Copy the material below word for word, keeping every line in its original order.
Begin Record extracts
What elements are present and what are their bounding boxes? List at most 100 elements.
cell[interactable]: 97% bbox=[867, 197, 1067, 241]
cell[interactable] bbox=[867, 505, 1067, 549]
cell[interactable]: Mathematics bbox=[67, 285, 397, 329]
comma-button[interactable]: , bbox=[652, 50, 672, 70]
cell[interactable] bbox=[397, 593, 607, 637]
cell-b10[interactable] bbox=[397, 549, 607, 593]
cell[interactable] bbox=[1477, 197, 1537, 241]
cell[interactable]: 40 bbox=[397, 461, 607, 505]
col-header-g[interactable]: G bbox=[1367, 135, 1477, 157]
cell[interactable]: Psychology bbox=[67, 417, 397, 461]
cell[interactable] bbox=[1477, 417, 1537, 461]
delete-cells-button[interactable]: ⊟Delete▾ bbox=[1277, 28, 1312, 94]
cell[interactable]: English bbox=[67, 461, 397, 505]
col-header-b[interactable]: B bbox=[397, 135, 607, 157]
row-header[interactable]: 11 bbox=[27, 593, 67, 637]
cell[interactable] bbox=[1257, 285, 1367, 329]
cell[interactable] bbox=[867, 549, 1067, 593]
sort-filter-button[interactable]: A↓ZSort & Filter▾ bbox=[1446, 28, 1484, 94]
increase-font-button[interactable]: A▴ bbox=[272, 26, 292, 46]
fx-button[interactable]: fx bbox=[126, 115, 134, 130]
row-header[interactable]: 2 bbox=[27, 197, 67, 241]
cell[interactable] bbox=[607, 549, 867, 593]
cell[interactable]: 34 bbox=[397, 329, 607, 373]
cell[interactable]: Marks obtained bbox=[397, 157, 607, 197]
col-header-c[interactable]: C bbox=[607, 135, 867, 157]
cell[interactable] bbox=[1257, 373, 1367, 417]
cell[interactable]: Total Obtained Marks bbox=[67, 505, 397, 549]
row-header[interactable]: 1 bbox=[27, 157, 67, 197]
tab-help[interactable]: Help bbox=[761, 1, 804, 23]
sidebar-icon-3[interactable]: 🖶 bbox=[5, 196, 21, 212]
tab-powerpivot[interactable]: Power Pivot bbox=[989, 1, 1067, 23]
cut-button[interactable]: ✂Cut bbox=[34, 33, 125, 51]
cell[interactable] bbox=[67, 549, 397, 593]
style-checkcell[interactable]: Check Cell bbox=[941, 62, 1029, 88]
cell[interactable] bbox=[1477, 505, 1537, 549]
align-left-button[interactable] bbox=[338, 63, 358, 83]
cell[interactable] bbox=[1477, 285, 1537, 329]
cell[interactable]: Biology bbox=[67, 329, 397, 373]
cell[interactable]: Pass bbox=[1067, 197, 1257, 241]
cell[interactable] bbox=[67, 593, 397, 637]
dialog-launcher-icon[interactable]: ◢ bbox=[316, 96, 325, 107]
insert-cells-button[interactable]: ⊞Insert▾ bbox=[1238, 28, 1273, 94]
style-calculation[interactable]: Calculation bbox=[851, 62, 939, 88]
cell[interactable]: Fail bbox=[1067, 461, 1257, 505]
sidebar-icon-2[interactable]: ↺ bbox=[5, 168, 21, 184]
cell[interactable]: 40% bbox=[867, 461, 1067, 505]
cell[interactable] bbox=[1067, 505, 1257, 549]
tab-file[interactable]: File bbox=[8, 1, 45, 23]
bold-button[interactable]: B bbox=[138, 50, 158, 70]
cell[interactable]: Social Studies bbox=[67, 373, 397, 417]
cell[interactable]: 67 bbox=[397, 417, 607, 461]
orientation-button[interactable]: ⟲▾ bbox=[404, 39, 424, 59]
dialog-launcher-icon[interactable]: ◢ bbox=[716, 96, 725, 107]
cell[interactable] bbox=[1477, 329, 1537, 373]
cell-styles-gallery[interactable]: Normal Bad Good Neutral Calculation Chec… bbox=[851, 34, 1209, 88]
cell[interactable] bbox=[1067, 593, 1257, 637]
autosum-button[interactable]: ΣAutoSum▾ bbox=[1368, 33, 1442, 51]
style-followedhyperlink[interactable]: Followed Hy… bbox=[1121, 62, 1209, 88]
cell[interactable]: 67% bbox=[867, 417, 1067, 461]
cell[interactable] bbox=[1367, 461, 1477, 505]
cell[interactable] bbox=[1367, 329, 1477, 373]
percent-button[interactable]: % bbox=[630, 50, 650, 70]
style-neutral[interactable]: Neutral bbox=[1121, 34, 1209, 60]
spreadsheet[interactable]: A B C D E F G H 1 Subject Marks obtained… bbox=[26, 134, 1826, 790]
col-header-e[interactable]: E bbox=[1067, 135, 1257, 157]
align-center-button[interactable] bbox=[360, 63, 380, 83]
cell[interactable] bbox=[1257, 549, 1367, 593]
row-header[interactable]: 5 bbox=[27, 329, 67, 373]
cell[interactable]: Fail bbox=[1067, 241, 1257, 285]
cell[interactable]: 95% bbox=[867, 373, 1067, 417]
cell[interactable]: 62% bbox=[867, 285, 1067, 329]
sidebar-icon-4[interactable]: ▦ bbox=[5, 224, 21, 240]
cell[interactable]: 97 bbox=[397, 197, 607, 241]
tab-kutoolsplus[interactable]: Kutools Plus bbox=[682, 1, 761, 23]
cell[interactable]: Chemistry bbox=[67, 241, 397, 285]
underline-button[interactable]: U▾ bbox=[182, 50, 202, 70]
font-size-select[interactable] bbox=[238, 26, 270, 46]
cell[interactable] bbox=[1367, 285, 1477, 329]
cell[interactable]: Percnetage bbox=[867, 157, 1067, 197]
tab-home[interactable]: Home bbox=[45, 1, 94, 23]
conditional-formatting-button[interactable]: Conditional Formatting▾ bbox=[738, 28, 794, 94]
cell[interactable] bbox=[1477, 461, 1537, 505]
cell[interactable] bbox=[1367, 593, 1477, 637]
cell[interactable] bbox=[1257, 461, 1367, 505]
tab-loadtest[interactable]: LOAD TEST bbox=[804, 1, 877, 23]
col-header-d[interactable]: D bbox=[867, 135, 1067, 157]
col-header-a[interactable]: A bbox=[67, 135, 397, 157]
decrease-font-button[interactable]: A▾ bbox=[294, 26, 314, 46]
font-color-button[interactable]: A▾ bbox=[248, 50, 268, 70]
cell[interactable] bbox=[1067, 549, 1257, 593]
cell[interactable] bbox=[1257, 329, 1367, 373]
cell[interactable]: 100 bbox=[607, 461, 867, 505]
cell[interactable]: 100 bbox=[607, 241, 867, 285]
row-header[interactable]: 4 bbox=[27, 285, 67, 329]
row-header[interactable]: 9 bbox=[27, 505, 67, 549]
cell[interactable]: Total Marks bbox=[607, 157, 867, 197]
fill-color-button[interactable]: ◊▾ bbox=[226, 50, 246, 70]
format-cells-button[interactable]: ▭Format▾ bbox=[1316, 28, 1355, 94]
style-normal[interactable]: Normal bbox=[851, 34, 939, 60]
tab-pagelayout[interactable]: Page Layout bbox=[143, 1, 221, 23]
End Record extracts
▶ Result of the task
What elements are present and what are their bounding boxes? List at most 100 elements.
cell[interactable]: 97% bbox=[867, 197, 1067, 241]
cell[interactable] bbox=[867, 505, 1067, 549]
cell[interactable]: Mathematics bbox=[67, 285, 397, 329]
comma-button[interactable]: , bbox=[652, 50, 672, 70]
cell[interactable] bbox=[397, 593, 607, 637]
cell-b10[interactable] bbox=[397, 549, 607, 593]
cell[interactable] bbox=[1477, 197, 1537, 241]
cell[interactable]: 40 bbox=[397, 461, 607, 505]
col-header-g[interactable]: G bbox=[1367, 135, 1477, 157]
cell[interactable]: Psychology bbox=[67, 417, 397, 461]
cell[interactable] bbox=[1477, 417, 1537, 461]
delete-cells-button[interactable]: ⊟Delete▾ bbox=[1277, 28, 1312, 94]
cell[interactable]: English bbox=[67, 461, 397, 505]
col-header-b[interactable]: B bbox=[397, 135, 607, 157]
row-header[interactable]: 11 bbox=[27, 593, 67, 637]
cell[interactable] bbox=[1257, 285, 1367, 329]
cell[interactable] bbox=[867, 549, 1067, 593]
sort-filter-button[interactable]: A↓ZSort & Filter▾ bbox=[1446, 28, 1484, 94]
increase-font-button[interactable]: A▴ bbox=[272, 26, 292, 46]
fx-button[interactable]: fx bbox=[126, 115, 134, 130]
row-header[interactable]: 2 bbox=[27, 197, 67, 241]
cell[interactable] bbox=[607, 549, 867, 593]
cell[interactable]: 34 bbox=[397, 329, 607, 373]
cell[interactable]: Marks obtained bbox=[397, 157, 607, 197]
col-header-c[interactable]: C bbox=[607, 135, 867, 157]
cell[interactable] bbox=[1257, 373, 1367, 417]
cell[interactable]: Total Obtained Marks bbox=[67, 505, 397, 549]
row-header[interactable]: 1 bbox=[27, 157, 67, 197]
tab-help[interactable]: Help bbox=[761, 1, 804, 23]
sidebar-icon-3[interactable]: 🖶 bbox=[5, 196, 21, 212]
tab-powerpivot[interactable]: Power Pivot bbox=[989, 1, 1067, 23]
cut-button[interactable]: ✂Cut bbox=[34, 33, 125, 51]
cell[interactable] bbox=[67, 549, 397, 593]
style-checkcell[interactable]: Check Cell bbox=[941, 62, 1029, 88]
cell[interactable] bbox=[1477, 505, 1537, 549]
align-left-button[interactable] bbox=[338, 63, 358, 83]
cell[interactable] bbox=[1477, 285, 1537, 329]
cell[interactable]: Biology bbox=[67, 329, 397, 373]
cell[interactable]: Pass bbox=[1067, 197, 1257, 241]
cell[interactable] bbox=[67, 593, 397, 637]
dialog-launcher-icon[interactable]: ◢ bbox=[316, 96, 325, 107]
insert-cells-button[interactable]: ⊞Insert▾ bbox=[1238, 28, 1273, 94]
style-calculation[interactable]: Calculation bbox=[851, 62, 939, 88]
cell[interactable]: Fail bbox=[1067, 461, 1257, 505]
sidebar-icon-2[interactable]: ↺ bbox=[5, 168, 21, 184]
cell[interactable]: 40% bbox=[867, 461, 1067, 505]
cell[interactable] bbox=[1067, 505, 1257, 549]
tab-file[interactable]: File bbox=[8, 1, 45, 23]
bold-button[interactable]: B bbox=[138, 50, 158, 70]
cell[interactable]: Social Studies bbox=[67, 373, 397, 417]
cell[interactable]: 67 bbox=[397, 417, 607, 461]
orientation-button[interactable]: ⟲▾ bbox=[404, 39, 424, 59]
dialog-launcher-icon[interactable]: ◢ bbox=[716, 96, 725, 107]
cell[interactable] bbox=[1477, 329, 1537, 373]
cell-styles-gallery[interactable]: Normal Bad Good Neutral Calculation Chec… bbox=[851, 34, 1209, 88]
cell[interactable] bbox=[1067, 593, 1257, 637]
autosum-button[interactable]: ΣAutoSum▾ bbox=[1368, 33, 1442, 51]
style-followedhyperlink[interactable]: Followed Hy… bbox=[1121, 62, 1209, 88]
cell[interactable]: 67% bbox=[867, 417, 1067, 461]
cell[interactable] bbox=[1367, 461, 1477, 505]
cell[interactable] bbox=[1367, 329, 1477, 373]
percent-button[interactable]: % bbox=[630, 50, 650, 70]
style-neutral[interactable]: Neutral bbox=[1121, 34, 1209, 60]
spreadsheet[interactable]: A B C D E F G H 1 Subject Marks obtained… bbox=[26, 134, 1826, 790]
col-header-e[interactable]: E bbox=[1067, 135, 1257, 157]
align-center-button[interactable] bbox=[360, 63, 380, 83]
cell[interactable] bbox=[1257, 549, 1367, 593]
row-header[interactable]: 5 bbox=[27, 329, 67, 373]
cell[interactable]: Fail bbox=[1067, 241, 1257, 285]
cell[interactable]: 95% bbox=[867, 373, 1067, 417]
cell[interactable]: 62% bbox=[867, 285, 1067, 329]
sidebar-icon-4[interactable]: ▦ bbox=[5, 224, 21, 240]
cell[interactable]: 97 bbox=[397, 197, 607, 241]
tab-kutoolsplus[interactable]: Kutools Plus bbox=[682, 1, 761, 23]
cell[interactable]: Chemistry bbox=[67, 241, 397, 285]
underline-button[interactable]: U▾ bbox=[182, 50, 202, 70]
font-size-select[interactable] bbox=[238, 26, 270, 46]
cell[interactable] bbox=[1367, 285, 1477, 329]
cell[interactable]: Percnetage bbox=[867, 157, 1067, 197]
tab-home[interactable]: Home bbox=[45, 1, 94, 23]
conditional-formatting-button[interactable]: Conditional Formatting▾ bbox=[738, 28, 794, 94]
cell[interactable] bbox=[1477, 461, 1537, 505]
cell[interactable] bbox=[1367, 593, 1477, 637]
cell[interactable] bbox=[1257, 461, 1367, 505]
tab-loadtest[interactable]: LOAD TEST bbox=[804, 1, 877, 23]
col-header-d[interactable]: D bbox=[867, 135, 1067, 157]
col-header-a[interactable]: A bbox=[67, 135, 397, 157]
decrease-font-button[interactable]: A▾ bbox=[294, 26, 314, 46]
font-color-button[interactable]: A▾ bbox=[248, 50, 268, 70]
cell[interactable] bbox=[1067, 549, 1257, 593]
cell[interactable] bbox=[1257, 329, 1367, 373]
cell[interactable]: 100 bbox=[607, 461, 867, 505]
cell[interactable]: 100 bbox=[607, 241, 867, 285]
row-header[interactable]: 4 bbox=[27, 285, 67, 329]
row-header[interactable]: 9 bbox=[27, 505, 67, 549]
cell[interactable]: Total Marks bbox=[607, 157, 867, 197]
fill-color-button[interactable]: ◊▾ bbox=[226, 50, 246, 70]
format-cells-button[interactable]: ▭Format▾ bbox=[1316, 28, 1355, 94]
style-normal[interactable]: Normal bbox=[851, 34, 939, 60]
tab-pagelayout[interactable]: Page Layout bbox=[143, 1, 221, 23]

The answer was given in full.